── Exercise inputs

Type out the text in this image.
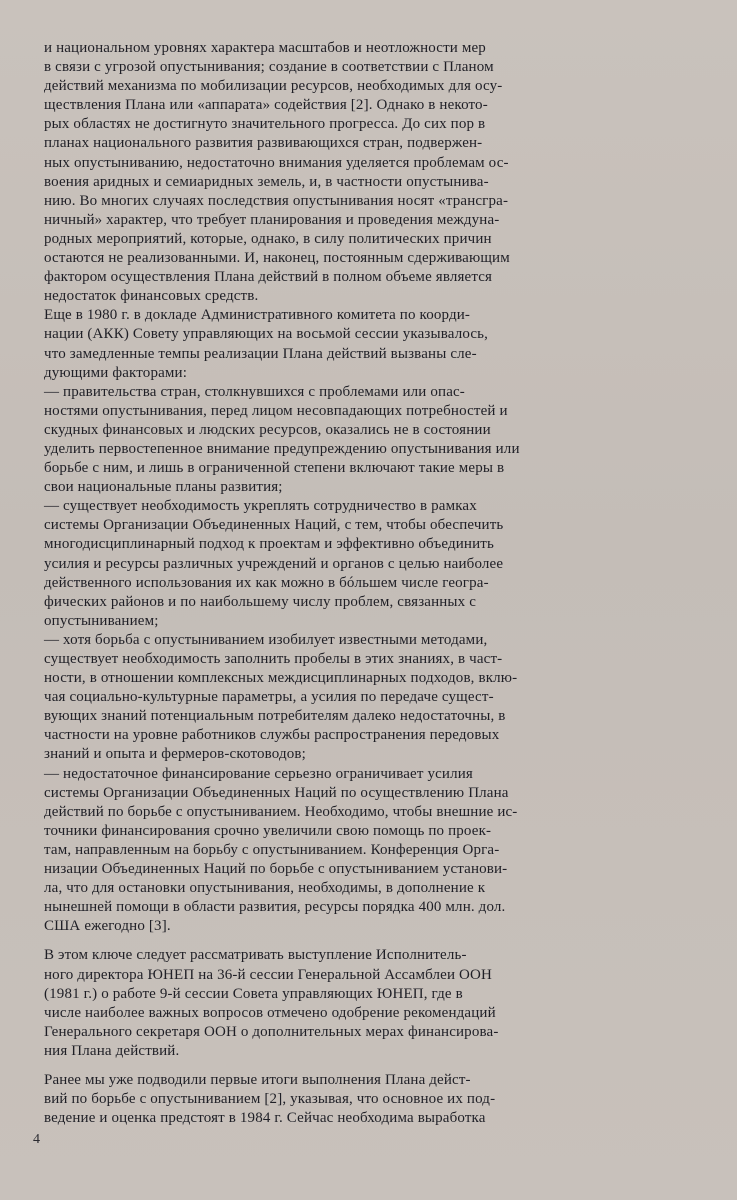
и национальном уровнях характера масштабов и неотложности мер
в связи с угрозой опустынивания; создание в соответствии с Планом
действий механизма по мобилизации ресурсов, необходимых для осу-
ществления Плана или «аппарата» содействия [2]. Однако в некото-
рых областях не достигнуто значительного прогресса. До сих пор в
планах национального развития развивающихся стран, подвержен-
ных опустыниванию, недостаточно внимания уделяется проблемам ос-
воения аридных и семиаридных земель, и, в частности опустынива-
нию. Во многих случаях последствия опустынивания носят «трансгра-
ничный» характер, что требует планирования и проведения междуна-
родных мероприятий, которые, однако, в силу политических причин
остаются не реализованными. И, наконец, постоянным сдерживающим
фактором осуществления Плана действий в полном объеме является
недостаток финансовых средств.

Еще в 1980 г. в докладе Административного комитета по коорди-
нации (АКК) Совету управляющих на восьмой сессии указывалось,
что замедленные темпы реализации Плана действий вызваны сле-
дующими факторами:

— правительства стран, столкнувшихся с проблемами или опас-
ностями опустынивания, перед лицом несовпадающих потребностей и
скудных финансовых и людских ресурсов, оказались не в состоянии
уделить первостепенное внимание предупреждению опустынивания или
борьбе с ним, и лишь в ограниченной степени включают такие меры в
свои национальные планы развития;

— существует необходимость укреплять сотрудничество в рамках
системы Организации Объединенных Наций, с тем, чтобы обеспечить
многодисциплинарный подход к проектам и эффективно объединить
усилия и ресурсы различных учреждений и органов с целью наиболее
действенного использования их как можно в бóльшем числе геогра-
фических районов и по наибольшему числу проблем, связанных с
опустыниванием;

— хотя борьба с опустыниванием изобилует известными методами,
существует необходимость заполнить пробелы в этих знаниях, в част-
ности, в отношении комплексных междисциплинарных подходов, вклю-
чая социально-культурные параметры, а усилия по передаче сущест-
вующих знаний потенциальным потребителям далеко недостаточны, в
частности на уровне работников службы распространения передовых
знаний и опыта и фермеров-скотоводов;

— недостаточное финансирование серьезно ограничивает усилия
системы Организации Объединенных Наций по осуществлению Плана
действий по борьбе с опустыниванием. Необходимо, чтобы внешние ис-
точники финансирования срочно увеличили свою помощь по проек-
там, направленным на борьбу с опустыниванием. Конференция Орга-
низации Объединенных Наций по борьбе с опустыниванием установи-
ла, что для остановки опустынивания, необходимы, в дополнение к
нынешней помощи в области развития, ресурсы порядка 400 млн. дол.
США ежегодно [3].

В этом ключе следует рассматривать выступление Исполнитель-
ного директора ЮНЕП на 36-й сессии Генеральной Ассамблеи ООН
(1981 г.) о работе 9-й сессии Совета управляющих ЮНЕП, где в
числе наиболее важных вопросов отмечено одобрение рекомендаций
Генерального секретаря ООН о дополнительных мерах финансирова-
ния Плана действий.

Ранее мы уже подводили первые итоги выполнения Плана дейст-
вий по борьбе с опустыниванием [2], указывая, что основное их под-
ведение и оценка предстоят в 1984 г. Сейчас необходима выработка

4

────

To be done:
Each record must be quoted in full and exactly. Do not include the pictures.

Answer for this exercise:
Type out the text in this image.
и национальном уровнях характера масштабов и неотложности мер
в связи с угрозой опустынивания; создание в соответствии с Планом
действий механизма по мобилизации ресурсов, необходимых для осу-
ществления Плана или «аппарата» содействия [2]. Однако в некото-
рых областях не достигнуто значительного прогресса. До сих пор в
планах национального развития развивающихся стран, подвержен-
ных опустыниванию, недостаточно внимания уделяется проблемам ос-
воения аридных и семиаридных земель, и, в частности опустынива-
нию. Во многих случаях последствия опустынивания носят «трансгра-
ничный» характер, что требует планирования и проведения междуна-
родных мероприятий, которые, однако, в силу политических причин
остаются не реализованными. И, наконец, постоянным сдерживающим
фактором осуществления Плана действий в полном объеме является
недостаток финансовых средств.

Еще в 1980 г. в докладе Административного комитета по коорди-
нации (АКК) Совету управляющих на восьмой сессии указывалось,
что замедленные темпы реализации Плана действий вызваны сле-
дующими факторами:

— правительства стран, столкнувшихся с проблемами или опас-
ностями опустынивания, перед лицом несовпадающих потребностей и
скудных финансовых и людских ресурсов, оказались не в состоянии
уделить первостепенное внимание предупреждению опустынивания или
борьбе с ним, и лишь в ограниченной степени включают такие меры в
свои национальные планы развития;

— существует необходимость укреплять сотрудничество в рамках
системы Организации Объединенных Наций, с тем, чтобы обеспечить
многодисциплинарный подход к проектам и эффективно объединить
усилия и ресурсы различных учреждений и органов с целью наиболее
действенного использования их как можно в бóльшем числе геогра-
фических районов и по наибольшему числу проблем, связанных с
опустыниванием;

— хотя борьба с опустыниванием изобилует известными методами,
существует необходимость заполнить пробелы в этих знаниях, в част-
ности, в отношении комплексных междисциплинарных подходов, вклю-
чая социально-культурные параметры, а усилия по передаче сущест-
вующих знаний потенциальным потребителям далеко недостаточны, в
частности на уровне работников службы распространения передовых
знаний и опыта и фермеров-скотоводов;

— недостаточное финансирование серьезно ограничивает усилия
системы Организации Объединенных Наций по осуществлению Плана
действий по борьбе с опустыниванием. Необходимо, чтобы внешние ис-
точники финансирования срочно увеличили свою помощь по проек-
там, направленным на борьбу с опустыниванием. Конференция Орга-
низации Объединенных Наций по борьбе с опустыниванием установи-
ла, что для остановки опустынивания, необходимы, в дополнение к
нынешней помощи в области развития, ресурсы порядка 400 млн. дол.
США ежегодно [3].

В этом ключе следует рассматривать выступление Исполнитель-
ного директора ЮНЕП на 36-й сессии Генеральной Ассамблеи ООН
(1981 г.) о работе 9-й сессии Совета управляющих ЮНЕП, где в
числе наиболее важных вопросов отмечено одобрение рекомендаций
Генерального секретаря ООН о дополнительных мерах финансирова-
ния Плана действий.

Ранее мы уже подводили первые итоги выполнения Плана дейст-
вий по борьбе с опустыниванием [2], указывая, что основное их под-
ведение и оценка предстоят в 1984 г. Сейчас необходима выработка

4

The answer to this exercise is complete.